本文抜粋:
年齢を重ねるにつれて人は親切になるのか?
性格は変えられるものなのか?
この問題は難しいものですが、時間的な視点を変えると見えてくるものも違います。
まず短期的な視点で見てみると、性格を急に変えることは難しいもの。内向的で物静かな人が、明日から楽観的なムードメーカーになれと言われても、そんなの無理でしょう。
一方で長期的な視点に立ってみると、むしろ性格が変わらない人の方が珍しいことに気がつきます。子供の頃に好奇心旺盛ではしゃぎ回っていた子も、大人になると自律してしっかりとするもの。また、怒りっぽかった上司が、高齢になるにつれて性格が丸くなるということもよくあることですよね。
本稿では、こうした年齢による性格の変化の中から
- 人は高齢になるほど、他人のための選択を多く取るようになるのか?
を実験してくれた研究を見ていきましょう。
高齢になるほど親切なのか?
ライアソン大学の研究では、年齢による選択の違いを分析するために、
- 18〜35歳の若者32名
- 65〜88歳の高齢者30名
を対象に、お金の利益・損失・寄付に関する選択タスクを行っています
この選択タスクでは
- ①お金の利益の選択タスク
短期的に小さな利益と、長期的で大きな利益のどちらを選択するかの問題。
例えば、いますぐ5ドルもらうか、7日後に6ドルもらうかの選択
- ②お金の損失の選択タスク
短期的に小さな損失か、長期的に大きな損失のどちらを選択するかの問題。

提供データ:
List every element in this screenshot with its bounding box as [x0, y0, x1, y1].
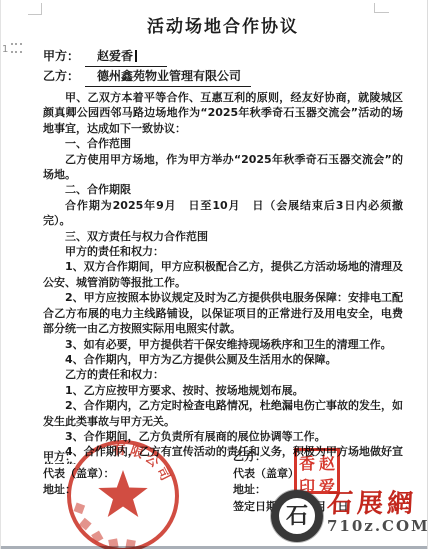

課題の目標:
年齢による性格の変化を扱った上の文章を、2文で要約してください。

問題の解答:
性格は短期的に見ると急に変えることが難しい一方、長期的に見るとむしろ変わらない人の方が珍しい。ライアソン大学の研究は、人が高齢になるほど他人のための選択を多く取るようになるのかを調べるため、18〜35歳の若者32名と65〜88歳の高齢者30名を対象に、お金の利益・損失・寄付に関する選択タスクを行っている。